* Begin *

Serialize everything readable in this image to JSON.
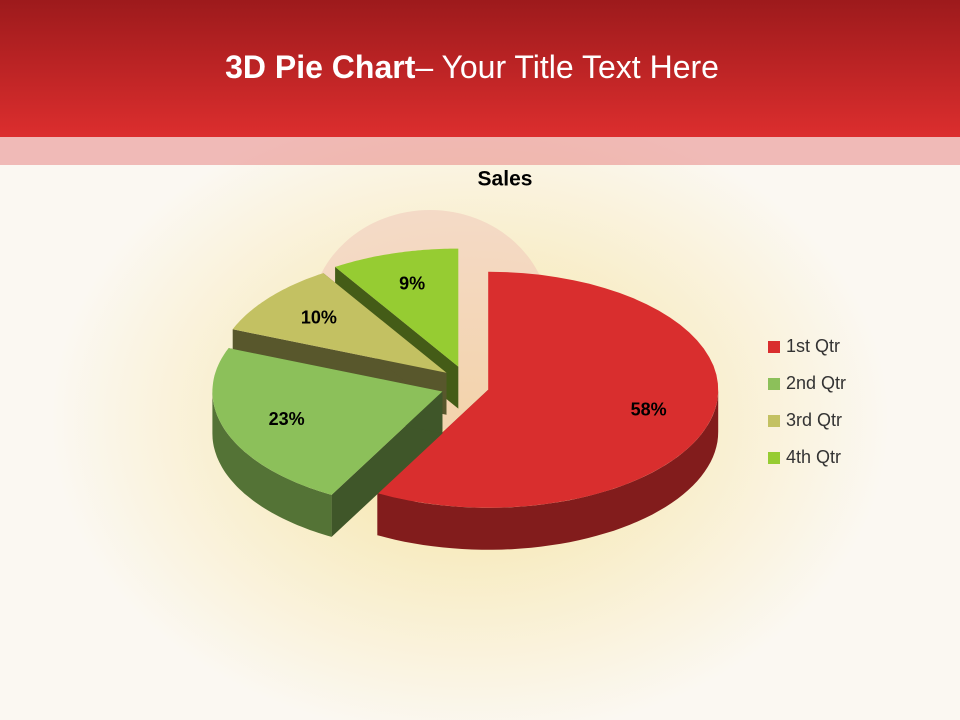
{
  "slide": {
    "title_bold": "3D Pie Chart",
    "title_rest": "– Your Title Text Here"
  },
  "chart_data": {
    "type": "pie3d",
    "title": "Sales",
    "categories": [
      "1st Qtr",
      "2nd Qtr",
      "3rd Qtr",
      "4th Qtr"
    ],
    "values": [
      58,
      23,
      10,
      9
    ],
    "value_labels": [
      "58%",
      "23%",
      "10%",
      "9%"
    ],
    "colors": [
      "#d92e2e",
      "#8cc05a",
      "#c3c162",
      "#96cc32"
    ],
    "legend": "right"
  }
}
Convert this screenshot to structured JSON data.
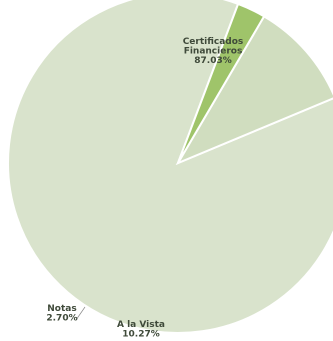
{
  "chart_data": {
    "type": "pie",
    "categories": [
      "Certificados Financieros",
      "A la Vista",
      "Notas"
    ],
    "values": [
      87.03,
      10.27,
      2.7
    ],
    "slices": [
      {
        "label_lines": [
          "Certificados",
          "Financieros"
        ],
        "value_label": "87.03%",
        "value": 87.03,
        "color": "#d9e3cc"
      },
      {
        "label_lines": [
          "A la Vista"
        ],
        "value_label": "10.27%",
        "value": 10.27,
        "color": "#d0ddbf"
      },
      {
        "label_lines": [
          "Notas"
        ],
        "value_label": "2.70%",
        "value": 2.7,
        "color": "#9fc46a"
      }
    ],
    "title": "",
    "legend": "none",
    "labels_position": "on-slices"
  }
}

* End *

◆ **Goal**
Quote the preceding records in their entirety, excluding every picture.

◆ **Response below**
Serialize everything readable in this image to JSON.
{
  "slide": {
    "title_bold": "3D Pie Chart",
    "title_rest": "– Your Title Text Here"
  },
  "chart_data": {
    "type": "pie3d",
    "title": "Sales",
    "categories": [
      "1st Qtr",
      "2nd Qtr",
      "3rd Qtr",
      "4th Qtr"
    ],
    "values": [
      58,
      23,
      10,
      9
    ],
    "value_labels": [
      "58%",
      "23%",
      "10%",
      "9%"
    ],
    "colors": [
      "#d92e2e",
      "#8cc05a",
      "#c3c162",
      "#96cc32"
    ],
    "legend": "right"
  }
}
Convert this screenshot to structured JSON data.
{
  "chart_data": {
    "type": "pie",
    "categories": [
      "Certificados Financieros",
      "A la Vista",
      "Notas"
    ],
    "values": [
      87.03,
      10.27,
      2.7
    ],
    "slices": [
      {
        "label_lines": [
          "Certificados",
          "Financieros"
        ],
        "value_label": "87.03%",
        "value": 87.03,
        "color": "#d9e3cc"
      },
      {
        "label_lines": [
          "A la Vista"
        ],
        "value_label": "10.27%",
        "value": 10.27,
        "color": "#d0ddbf"
      },
      {
        "label_lines": [
          "Notas"
        ],
        "value_label": "2.70%",
        "value": 2.7,
        "color": "#9fc46a"
      }
    ],
    "title": "",
    "legend": "none",
    "labels_position": "on-slices"
  }
}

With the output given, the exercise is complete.